▸ **ROWS**:
-- -- --

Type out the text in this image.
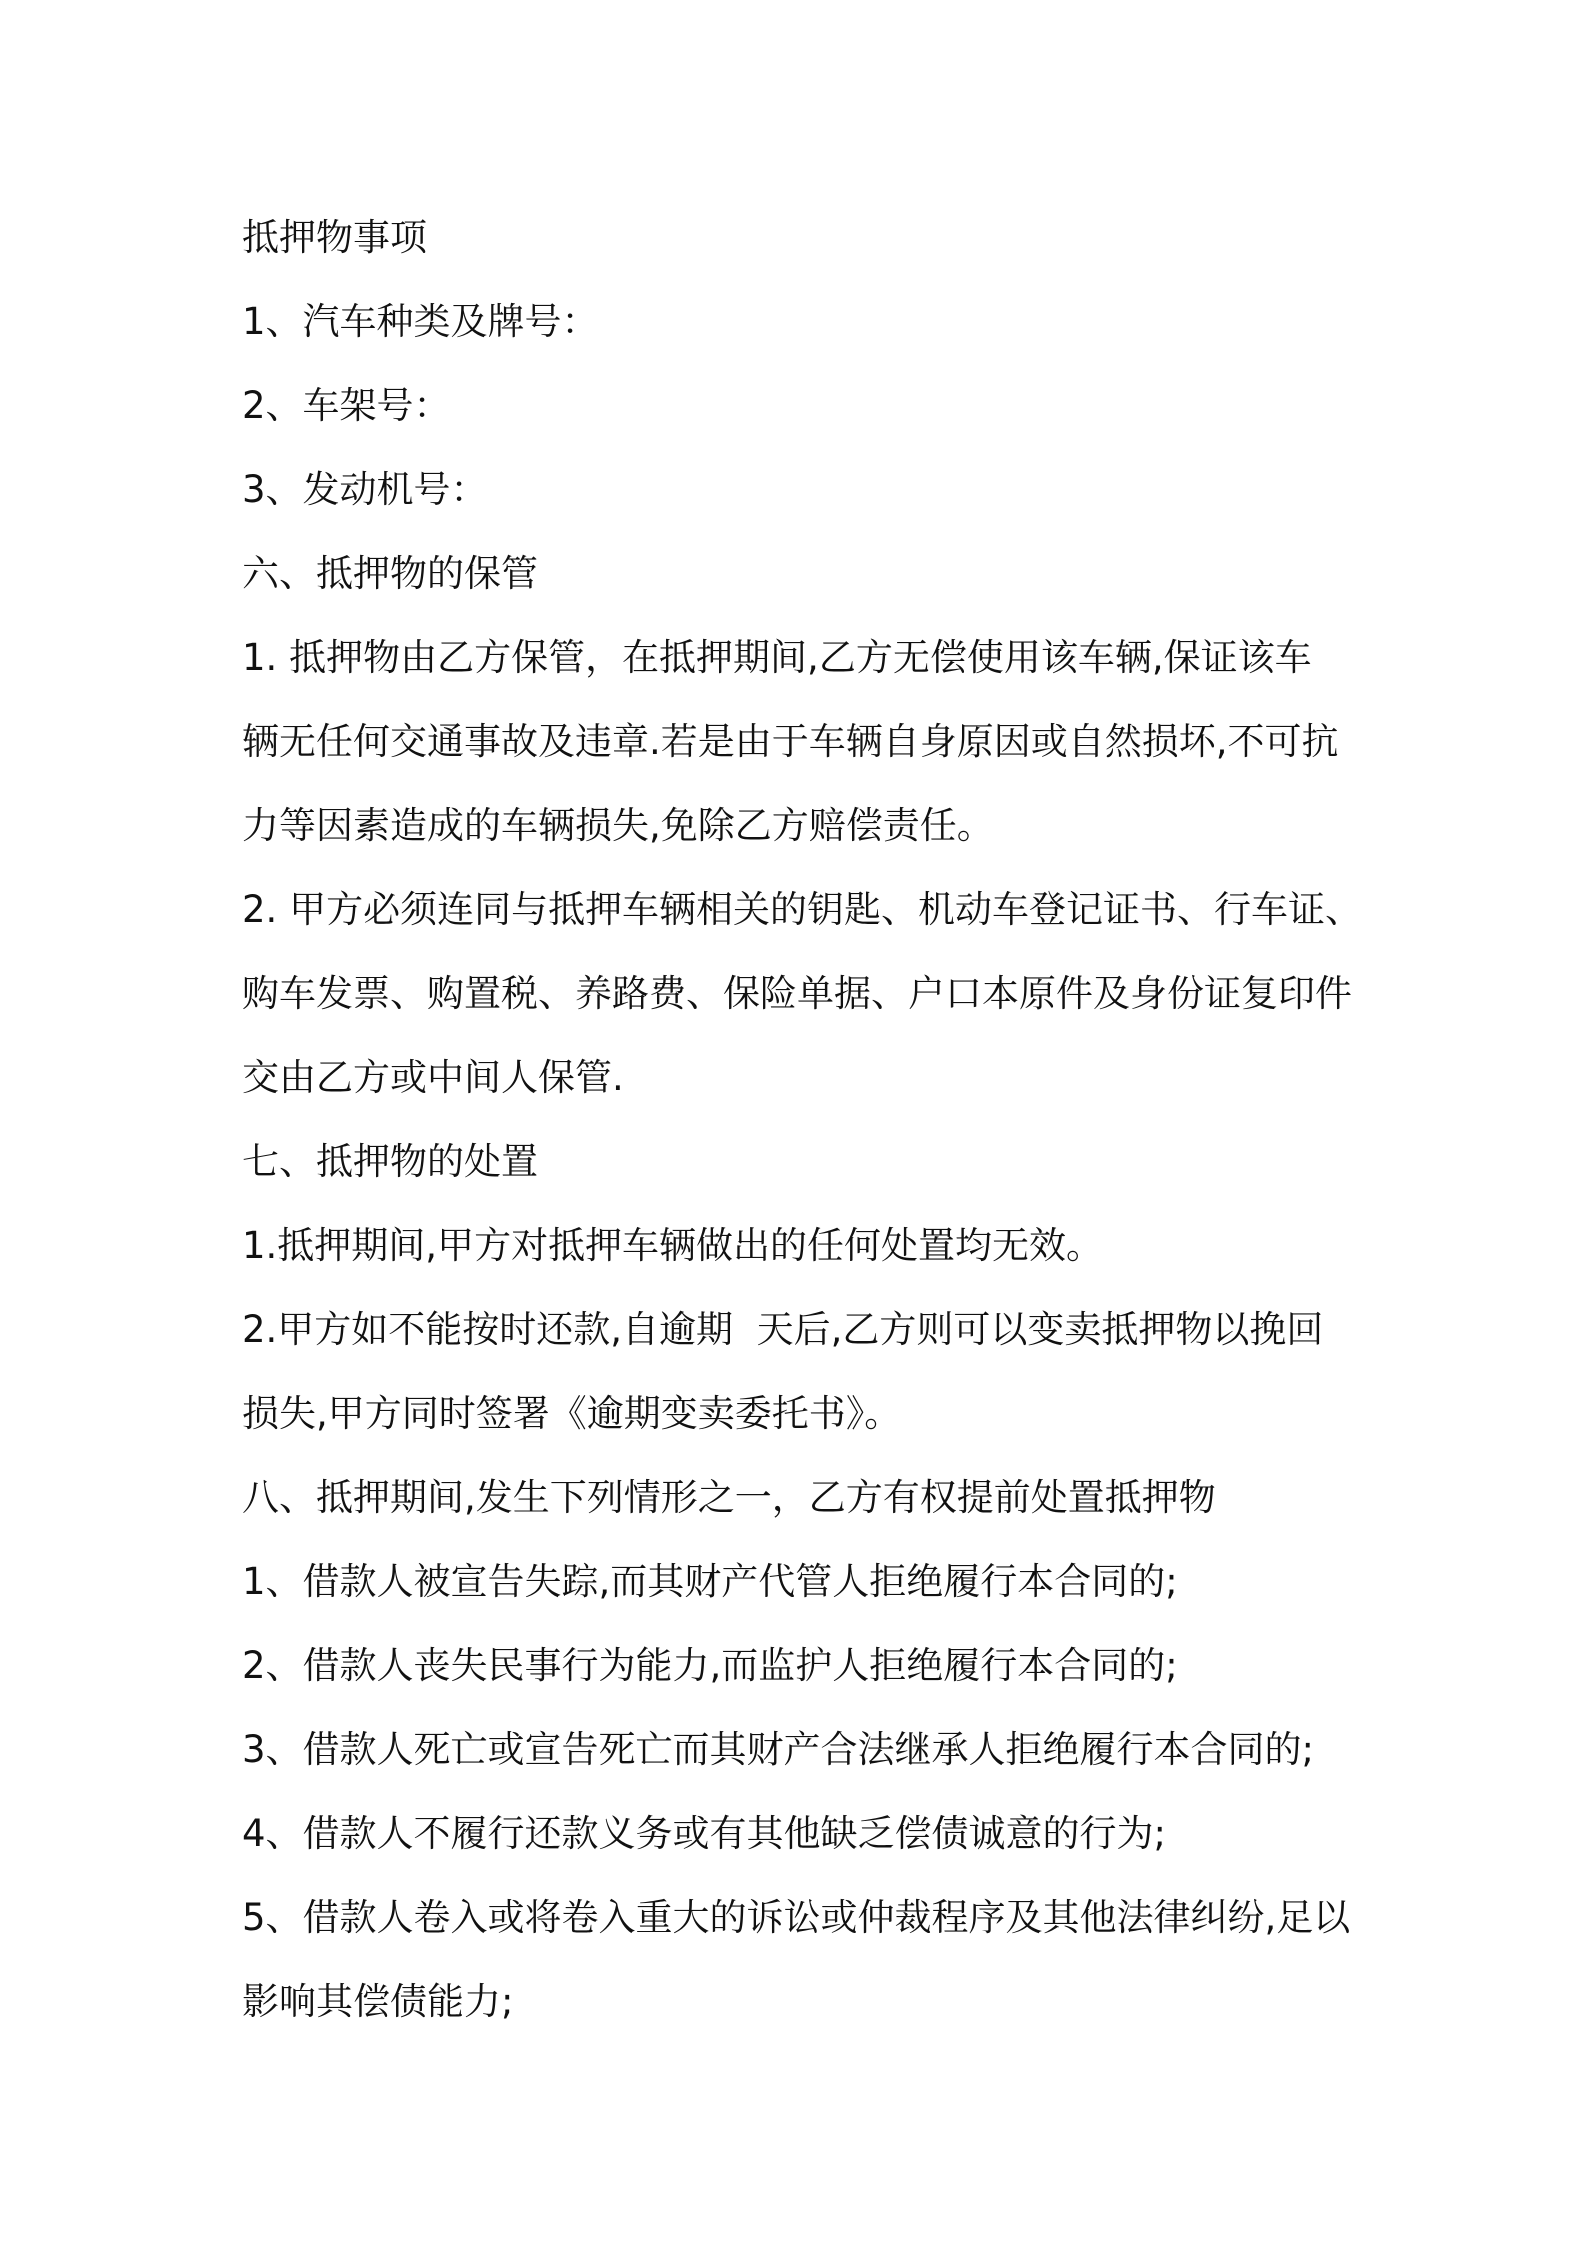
抵押物事项
1、汽车种类及牌号：
2、车架号：
3、发动机号：
六、抵押物的保管
1. 抵押物由乙方保管，在抵押期间,乙方无偿使用该车辆,保证该车
辆无任何交通事故及违章.若是由于车辆自身原因或自然损坏,不可抗
力等因素造成的车辆损失,免除乙方赔偿责任。
2. 甲方必须连同与抵押车辆相关的钥匙、机动车登记证书、行车证、
购车发票、购置税、养路费、保险单据、户口本原件及身份证复印件
交由乙方或中间人保管.
七、抵押物的处置
1.抵押期间,甲方对抵押车辆做出的任何处置均无效。
2.甲方如不能按时还款,自逾期  天后,乙方则可以变卖抵押物以挽回
损失,甲方同时签署《逾期变卖委托书》。
八、抵押期间,发生下列情形之一，乙方有权提前处置抵押物
1、借款人被宣告失踪,而其财产代管人拒绝履行本合同的;
2、借款人丧失民事行为能力,而监护人拒绝履行本合同的;
3、借款人死亡或宣告死亡而其财产合法继承人拒绝履行本合同的;
4、借款人不履行还款义务或有其他缺乏偿债诚意的行为;
5、借款人卷入或将卷入重大的诉讼或仲裁程序及其他法律纠纷,足以
影响其偿债能力;
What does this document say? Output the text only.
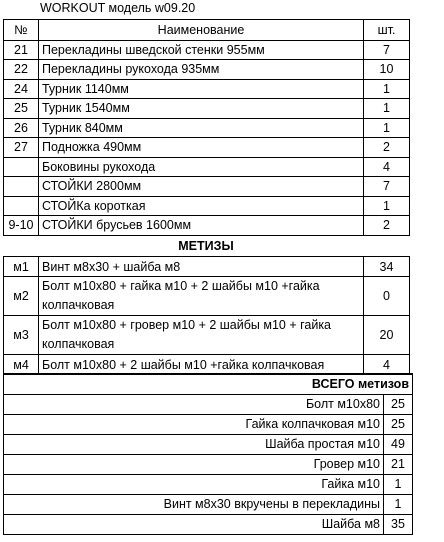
WORKOUT модель w09.20
№	Наименование	шт.
21	Перекладины шведской стенки 955мм	7
22	Перекладины рукохода 935мм	10
24	Турник 1140мм	1
25	Турник 1540мм	1
26	Турник 840мм	1
27	Подножка 490мм	2
	Боковины рукохода	4
	СТОЙКИ 2800мм	7
	СТОЙКа короткая	1
9-10	СТОЙКИ брусьев 1600мм	2
МЕТИЗЫ
м1	Винт м8х30 + шайба м8	34
м2	Болт м10х80 + гайка м10 + 2 шайбы м10 +гайка колпачковая	0
м3	Болт м10х80 + гровер м10 + 2 шайбы м10 + гайка колпачковая	20
м4	Болт м10х80 + 2 шайбы м10 +гайка колпачковая	4
ВСЕГО метизов	
Болт м10х80	25
Гайка колпачковая м10	25
Шайба простая м10	49
Гровер м10	21
Гайка м10	1
Винт м8х30 вкручены в перекладины	1
Шайба м8	35
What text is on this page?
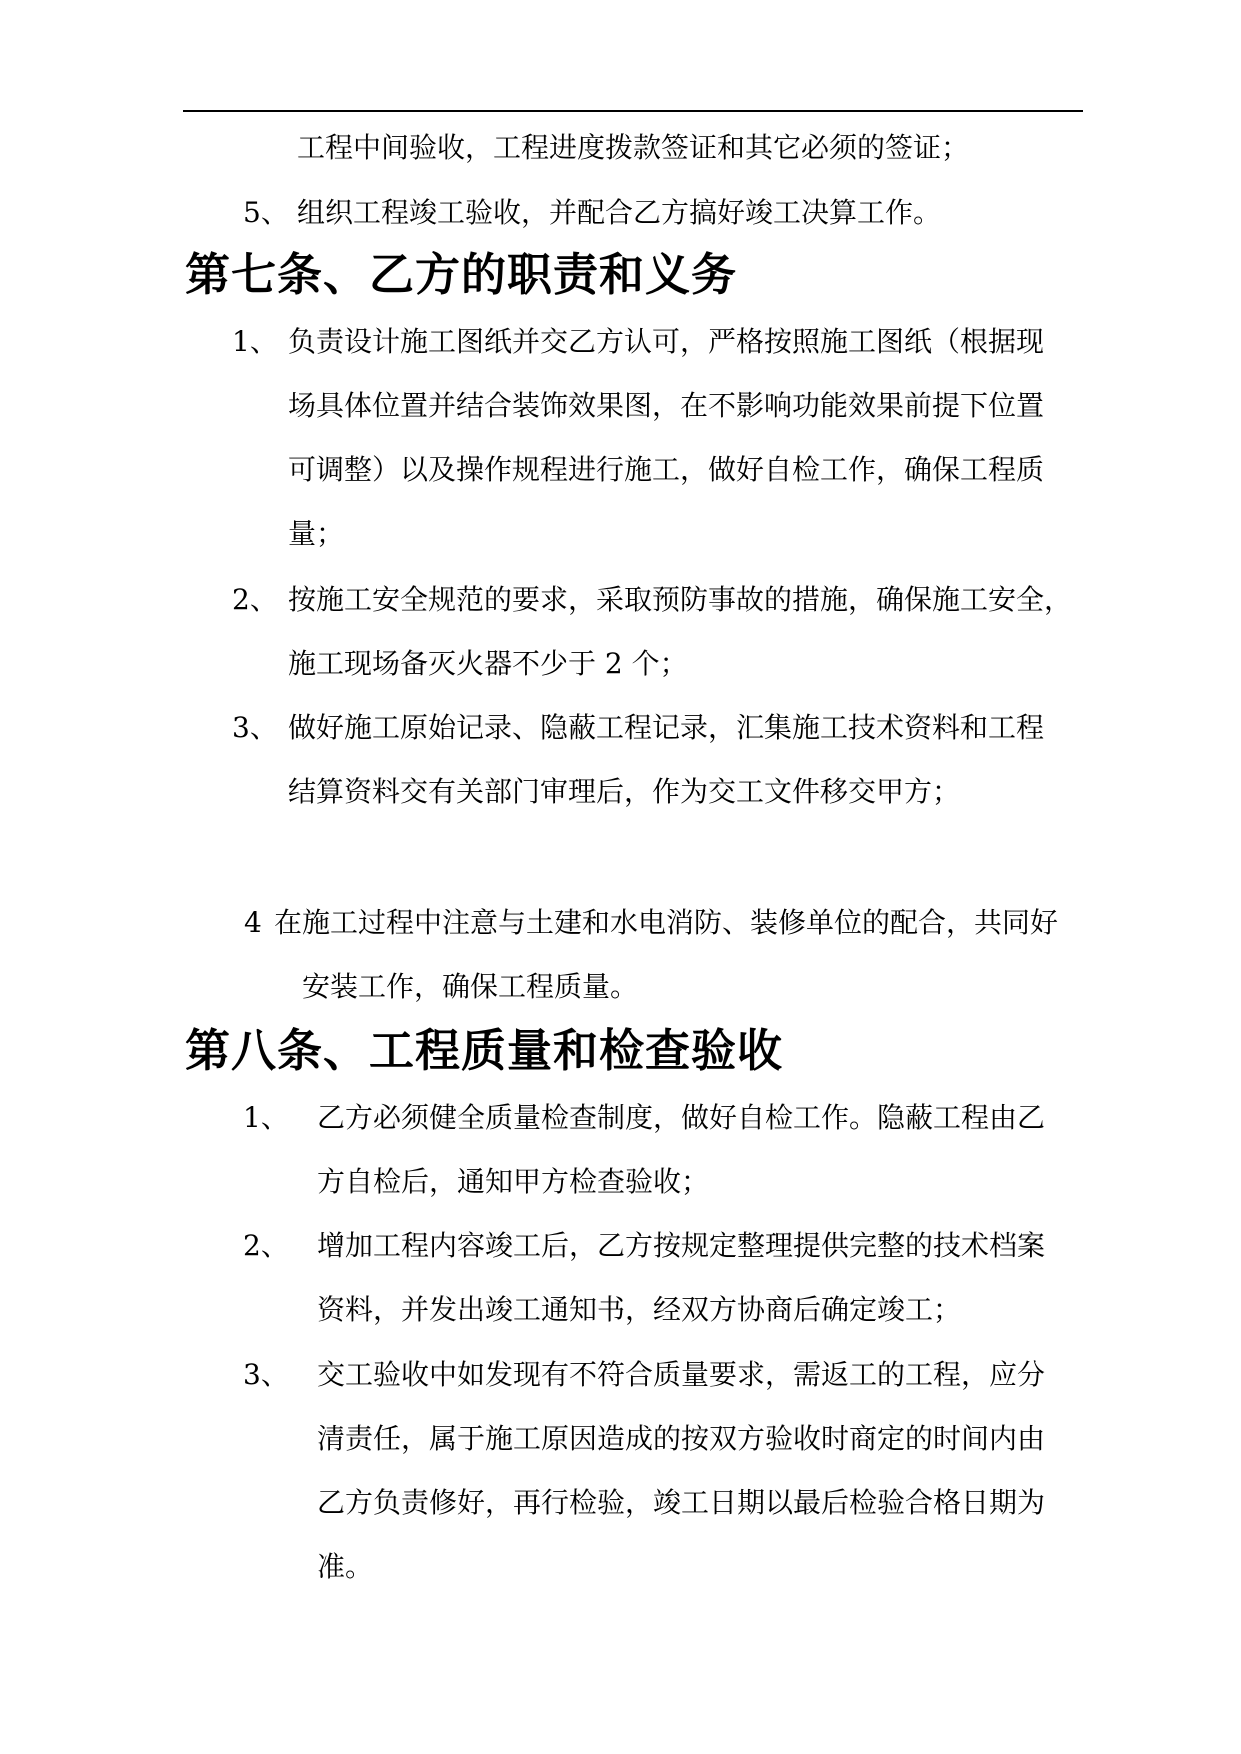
工程中间验收，工程进度拨款签证和其它必须的签证；
5、 组织工程竣工验收，并配合乙方搞好竣工决算工作。
第七条、乙方的职责和义务
1、 负责设计施工图纸并交乙方认可，严格按照施工图纸（根据现
场具体位置并结合装饰效果图，在不影响功能效果前提下位置
可调整）以及操作规程进行施工，做好自检工作，确保工程质
量；
2、 按施工安全规范的要求，采取预防事故的措施，确保施工安全，
施工现场备灭火器不少于 2 个；
3、 做好施工原始记录、隐蔽工程记录，汇集施工技术资料和工程
结算资料交有关部门审理后，作为交工文件移交甲方；
4 在施工过程中注意与土建和水电消防、装修单位的配合，共同好
安装工作，确保工程质量。
第八条、工程质量和检查验收
1、 乙方必须健全质量检查制度，做好自检工作。隐蔽工程由乙
方自检后，通知甲方检查验收；
2、 增加工程内容竣工后，乙方按规定整理提供完整的技术档案
资料，并发出竣工通知书，经双方协商后确定竣工；
3、 交工验收中如发现有不符合质量要求，需返工的工程，应分
清责任，属于施工原因造成的按双方验收时商定的时间内由
乙方负责修好，再行检验，竣工日期以最后检验合格日期为
准。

-- -- --

▸ **AIM**:
Give the data above again in full and unchanged, skipping the pictures.

▸ **ANSWER TO THIS EXERCISE**:
Type out the text in this image.
抵押物事项
1、汽车种类及牌号：
2、车架号：
3、发动机号：
六、抵押物的保管
1. 抵押物由乙方保管，在抵押期间,乙方无偿使用该车辆,保证该车
辆无任何交通事故及违章.若是由于车辆自身原因或自然损坏,不可抗
力等因素造成的车辆损失,免除乙方赔偿责任。
2. 甲方必须连同与抵押车辆相关的钥匙、机动车登记证书、行车证、
购车发票、购置税、养路费、保险单据、户口本原件及身份证复印件
交由乙方或中间人保管.
七、抵押物的处置
1.抵押期间,甲方对抵押车辆做出的任何处置均无效。
2.甲方如不能按时还款,自逾期  天后,乙方则可以变卖抵押物以挽回
损失,甲方同时签署《逾期变卖委托书》。
八、抵押期间,发生下列情形之一，乙方有权提前处置抵押物
1、借款人被宣告失踪,而其财产代管人拒绝履行本合同的;
2、借款人丧失民事行为能力,而监护人拒绝履行本合同的;
3、借款人死亡或宣告死亡而其财产合法继承人拒绝履行本合同的;
4、借款人不履行还款义务或有其他缺乏偿债诚意的行为;
5、借款人卷入或将卷入重大的诉讼或仲裁程序及其他法律纠纷,足以
影响其偿债能力;
What does this document say? Output the text only.
WORKOUT модель w09.20
№	Наименование	шт.
21	Перекладины шведской стенки 955мм	7
22	Перекладины рукохода 935мм	10
24	Турник 1140мм	1
25	Турник 1540мм	1
26	Турник 840мм	1
27	Подножка 490мм	2
	Боковины рукохода	4
	СТОЙКИ 2800мм	7
	СТОЙКа короткая	1
9-10	СТОЙКИ брусьев 1600мм	2
МЕТИЗЫ
м1	Винт м8х30 + шайба м8	34
м2	Болт м10х80 + гайка м10 + 2 шайбы м10 +гайка колпачковая	0
м3	Болт м10х80 + гровер м10 + 2 шайбы м10 + гайка колпачковая	20
м4	Болт м10х80 + 2 шайбы м10 +гайка колпачковая	4
ВСЕГО метизов	
Болт м10х80	25
Гайка колпачковая м10	25
Шайба простая м10	49
Гровер м10	21
Гайка м10	1
Винт м8х30 вкручены в перекладины	1
Шайба м8	35
What text is on this page?
工程中间验收，工程进度拨款签证和其它必须的签证；
5、 组织工程竣工验收，并配合乙方搞好竣工决算工作。
第七条、乙方的职责和义务
1、 负责设计施工图纸并交乙方认可，严格按照施工图纸（根据现
场具体位置并结合装饰效果图，在不影响功能效果前提下位置
可调整）以及操作规程进行施工，做好自检工作，确保工程质
量；
2、 按施工安全规范的要求，采取预防事故的措施，确保施工安全，
施工现场备灭火器不少于 2 个；
3、 做好施工原始记录、隐蔽工程记录，汇集施工技术资料和工程
结算资料交有关部门审理后，作为交工文件移交甲方；
4 在施工过程中注意与土建和水电消防、装修单位的配合，共同好
安装工作，确保工程质量。
第八条、工程质量和检查验收
1、 乙方必须健全质量检查制度，做好自检工作。隐蔽工程由乙
方自检后，通知甲方检查验收；
2、 增加工程内容竣工后，乙方按规定整理提供完整的技术档案
资料，并发出竣工通知书，经双方协商后确定竣工；
3、 交工验收中如发现有不符合质量要求，需返工的工程，应分
清责任，属于施工原因造成的按双方验收时商定的时间内由
乙方负责修好，再行检验，竣工日期以最后检验合格日期为
准。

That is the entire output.